Task to carry out:
Copy every line that contains the string "value" from the entries below.

Provided records:
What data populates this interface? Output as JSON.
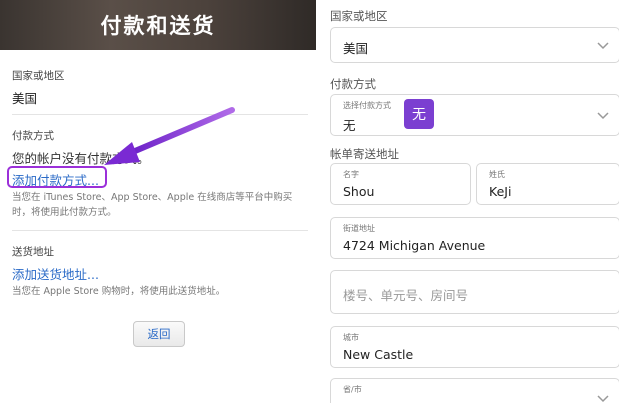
{
  "left": {
    "title": "付款和送货",
    "country": {
      "label": "国家或地区",
      "value": "美国"
    },
    "payment": {
      "label": "付款方式",
      "no_method": "您的帐户没有付款方式。",
      "add_link": "添加付款方式...",
      "note": "当您在 iTunes Store、App Store、Apple 在线商店等平台中购买时，将使用此付款方式。"
    },
    "shipping": {
      "label": "送货地址",
      "add_link": "添加送货地址...",
      "note": "当您在 Apple Store 购物时，将使用此送货地址。"
    },
    "back_label": "返回",
    "accent": "#9b30d9"
  },
  "right": {
    "country": {
      "label": "国家或地区",
      "value": "美国"
    },
    "payment": {
      "label": "付款方式",
      "field_label": "选择付款方式",
      "value": "无",
      "badge": "无"
    },
    "billing": {
      "label": "帐单寄送地址",
      "first_name": {
        "label": "名字",
        "value": "Shou"
      },
      "last_name": {
        "label": "姓氏",
        "value": "KeJi"
      },
      "street": {
        "label": "街道地址",
        "value": "4724 Michigan Avenue"
      },
      "unit": {
        "placeholder": "楼号、单元号、房间号"
      },
      "city": {
        "label": "城市",
        "value": "New Castle"
      },
      "state": {
        "label": "省/市"
      }
    },
    "badge_color": "#7b3fd1"
  }
}
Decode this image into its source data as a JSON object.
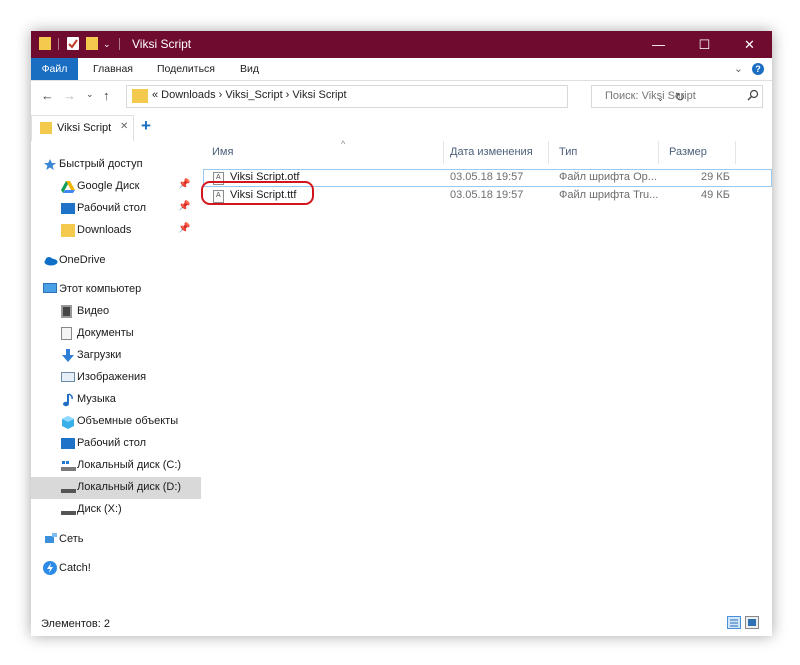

Task solution:
      "value": "美国"
      "value": "美国"
      "value": "无",
        "value": "Shou"
        "value": "KeJi"
        "value": "4724 Michigan Avenue"
        "value": "New Castle"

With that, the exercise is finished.